_WRITTEN INSTRUCTION_:
Decide whether each statement below agrees with the DTrace text, answering yes or no and quoting the exact words of the text that settle it. 1. The failed demo exposed a gap in the test suite. 2. Customers usually download Solaris Express for SPARC. 3. Karim Yaghmour claims LTT would be far ahead had it been integrated into the kernel.

_PAGE EXTRACT_:

++++++

In the end, having the demo blow up certainly wasn't a pleasant experience -- but I wouldn't change my decision to demo on the latest bits. Not only did we discover a serious bug, we discovered the hole in our test suite that prevented us from finding the bug before it integrated. So who am I to get upset about a little personal humiliation if the upshot is a better product? ;)


1 This is a slight exaggeration. I had actually run into DTrace bugs in front of customers, but they were always sufficiently small that only a trained eye would realize that something was amiss -- things like slightly incorrect error messages.

2 The primary goal of such a demo is often to get the customer sufficiently excited about Solaris 10 to download Solaris Express (usually for x86) and start playing around with the technology themselves. We are nearly always successful in this -- and I have even had a few customers start downloading Solaris Express before the end of the meeting!

Sunday Jul 25, 2004

I've been following with interest this thread on the linux-kernel mailing list. The LTT folks have apparently given up on the claim that they've got "basically almost everything [DTrace] claims to provide." They now acknowledge the difference in functionality between LTT and DTrace, but they're using it to continue an attack on the Linux development model. (Or more accurately, to attack how that model was applied to them.) The most interesting paragraph is this one in a post by Karim Yaghmour:
As for DTrace, then its existence and current feature set is only a
testament to the fact that the Linux development model can sometimes have
perverted effects, as in the case of LTT. The only reason some people can
rave and wax about DTrace's capabilities and others, as yourself, drag
LTT through the mud because of not having these features, is because the
DTrace developers did not have to put up with having to be excluded from
their kernel for 5 years. As I had said earlier, we would be eons ahead
if LTT had been integrated into the kernel in one of the multiple attempts
that was made to get it in in the past few years. Lest you think that
DTrace actually got all its features in a single merge iteration ...

++++++

_DATASET SECTION_:
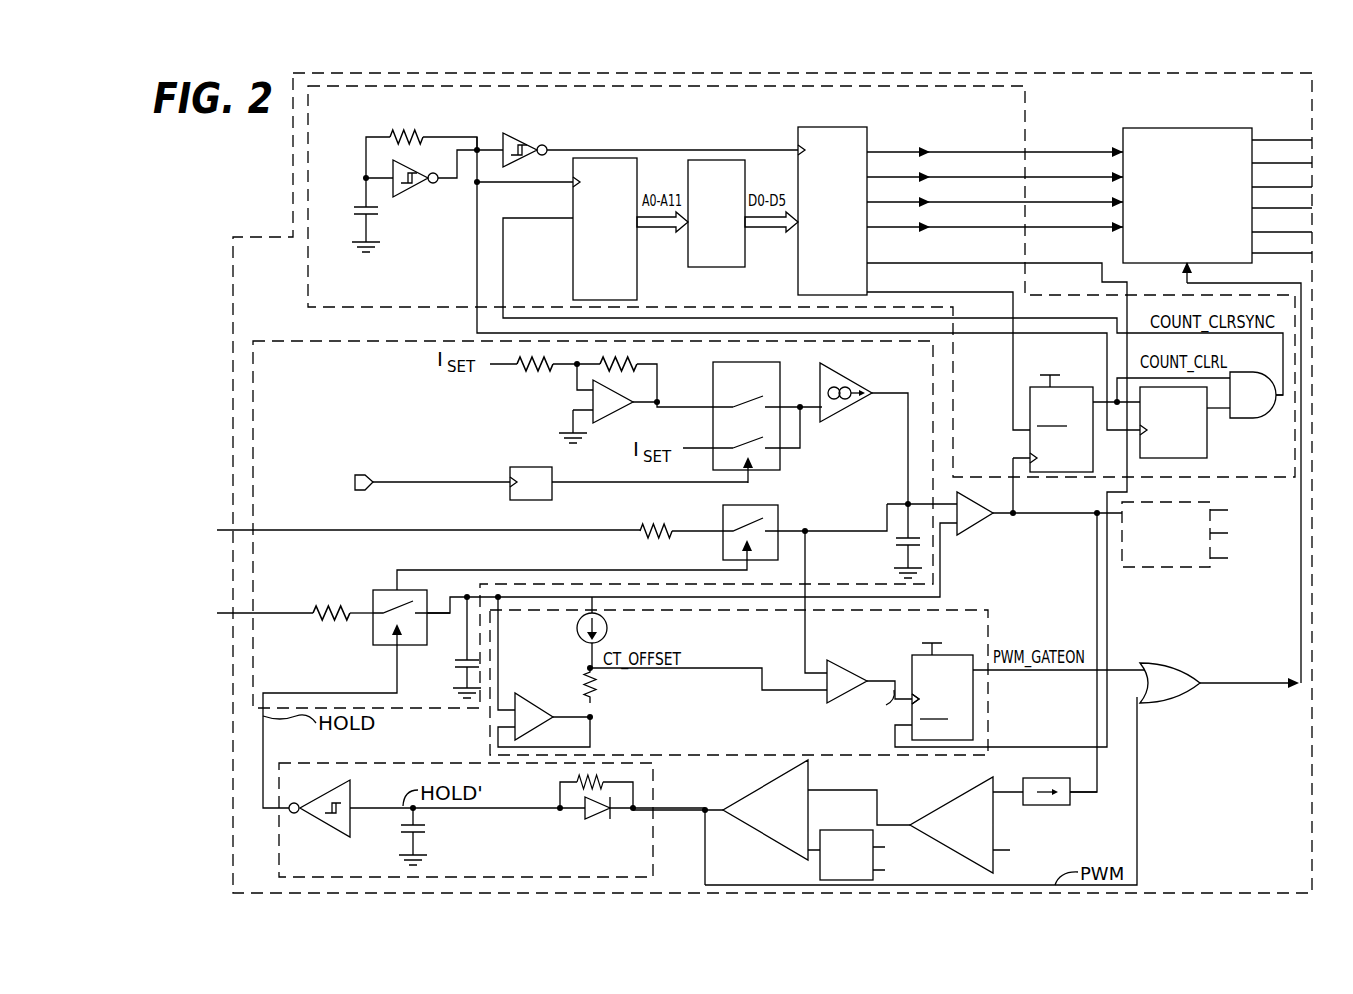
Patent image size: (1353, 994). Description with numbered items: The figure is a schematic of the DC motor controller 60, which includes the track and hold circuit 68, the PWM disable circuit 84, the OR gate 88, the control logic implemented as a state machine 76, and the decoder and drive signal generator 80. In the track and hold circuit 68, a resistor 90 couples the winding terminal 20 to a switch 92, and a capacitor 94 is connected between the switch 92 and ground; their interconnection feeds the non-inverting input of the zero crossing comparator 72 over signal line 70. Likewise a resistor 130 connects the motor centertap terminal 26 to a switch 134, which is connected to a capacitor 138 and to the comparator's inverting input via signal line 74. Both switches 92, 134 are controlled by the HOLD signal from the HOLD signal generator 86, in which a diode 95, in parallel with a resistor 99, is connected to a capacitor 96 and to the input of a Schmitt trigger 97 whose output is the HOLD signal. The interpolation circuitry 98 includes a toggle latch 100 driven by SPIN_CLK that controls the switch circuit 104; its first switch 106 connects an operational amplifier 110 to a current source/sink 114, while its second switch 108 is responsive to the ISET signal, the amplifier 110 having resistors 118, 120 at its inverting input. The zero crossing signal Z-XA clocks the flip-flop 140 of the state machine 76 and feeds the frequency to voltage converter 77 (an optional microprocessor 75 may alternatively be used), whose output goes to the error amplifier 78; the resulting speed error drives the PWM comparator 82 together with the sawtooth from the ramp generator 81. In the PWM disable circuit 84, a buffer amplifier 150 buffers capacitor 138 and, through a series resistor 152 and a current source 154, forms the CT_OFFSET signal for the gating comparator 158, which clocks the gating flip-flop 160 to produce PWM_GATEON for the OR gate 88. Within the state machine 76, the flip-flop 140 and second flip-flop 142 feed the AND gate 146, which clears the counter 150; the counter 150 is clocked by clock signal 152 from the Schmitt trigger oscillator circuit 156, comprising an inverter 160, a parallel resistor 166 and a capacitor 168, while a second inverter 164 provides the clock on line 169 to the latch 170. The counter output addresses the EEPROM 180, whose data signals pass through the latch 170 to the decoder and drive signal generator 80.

++++++

_EXERCISE RESPONSE_:
1. Yes: "we discovered the hole in our test suite that prevented us from finding the bug before it integrated."
2. No: "download Solaris Express (usually for x86)"
3. Yes: "we would be eons ahead if LTT had been integrated into the kernel"